WHAT YOU HAVE TO DO: Repeat the records word for word, excluding any picture.

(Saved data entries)

══════════════════════════════

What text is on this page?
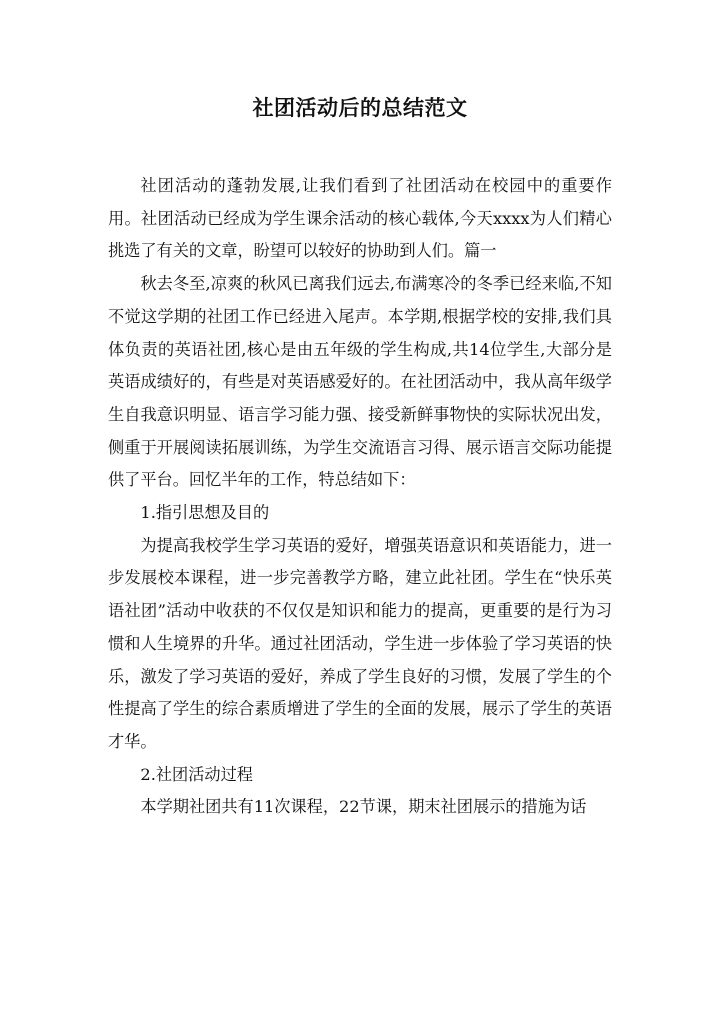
社团活动后的总结范文

社团活动的蓬勃发展,让我们看到了社团活动在校园中的重要作用。社团活动已经成为学生课余活动的核心载体,今天xxxx为人们精心挑选了有关的文章，盼望可以较好的协助到人们。篇一

秋去冬至,凉爽的秋风已离我们远去,布满寒冷的冬季已经来临,不知不觉这学期的社团工作已经进入尾声。本学期,根据学校的安排,我们具体负责的英语社团,核心是由五年级的学生构成,共14位学生,大部分是英语成绩好的，有些是对英语感爱好的。在社团活动中，我从高年级学生自我意识明显、语言学习能力强、接受新鲜事物快的实际状况出发，侧重于开展阅读拓展训练，为学生交流语言习得、展示语言交际功能提供了平台。回忆半年的工作，特总结如下：

1.指引思想及目的

为提高我校学生学习英语的爱好，增强英语意识和英语能力，进一步发展校本课程，进一步完善教学方略，建立此社团。学生在“快乐英语社团”活动中收获的不仅仅是知识和能力的提高，更重要的是行为习惯和人生境界的升华。通过社团活动，学生进一步体验了学习英语的快乐，激发了学习英语的爱好，养成了学生良好的习惯，发展了学生的个性提高了学生的综合素质增进了学生的全面的发展，展示了学生的英语才华。

2.社团活动过程

本学期社团共有11次课程，22节课，期末社团展示的措施为话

══════════════════════════════

TASK ANSWER:
What text is on this page?
社团活动后的总结范文

社团活动的蓬勃发展,让我们看到了社团活动在校园中的重要作用。社团活动已经成为学生课余活动的核心载体,今天xxxx为人们精心挑选了有关的文章，盼望可以较好的协助到人们。篇一

秋去冬至,凉爽的秋风已离我们远去,布满寒冷的冬季已经来临,不知不觉这学期的社团工作已经进入尾声。本学期,根据学校的安排,我们具体负责的英语社团,核心是由五年级的学生构成,共14位学生,大部分是英语成绩好的，有些是对英语感爱好的。在社团活动中，我从高年级学生自我意识明显、语言学习能力强、接受新鲜事物快的实际状况出发，侧重于开展阅读拓展训练，为学生交流语言习得、展示语言交际功能提供了平台。回忆半年的工作，特总结如下：

1.指引思想及目的

为提高我校学生学习英语的爱好，增强英语意识和英语能力，进一步发展校本课程，进一步完善教学方略，建立此社团。学生在“快乐英语社团”活动中收获的不仅仅是知识和能力的提高，更重要的是行为习惯和人生境界的升华。通过社团活动，学生进一步体验了学习英语的快乐，激发了学习英语的爱好，养成了学生良好的习惯，发展了学生的个性提高了学生的综合素质增进了学生的全面的发展，展示了学生的英语才华。

2.社团活动过程

本学期社团共有11次课程，22节课，期末社团展示的措施为话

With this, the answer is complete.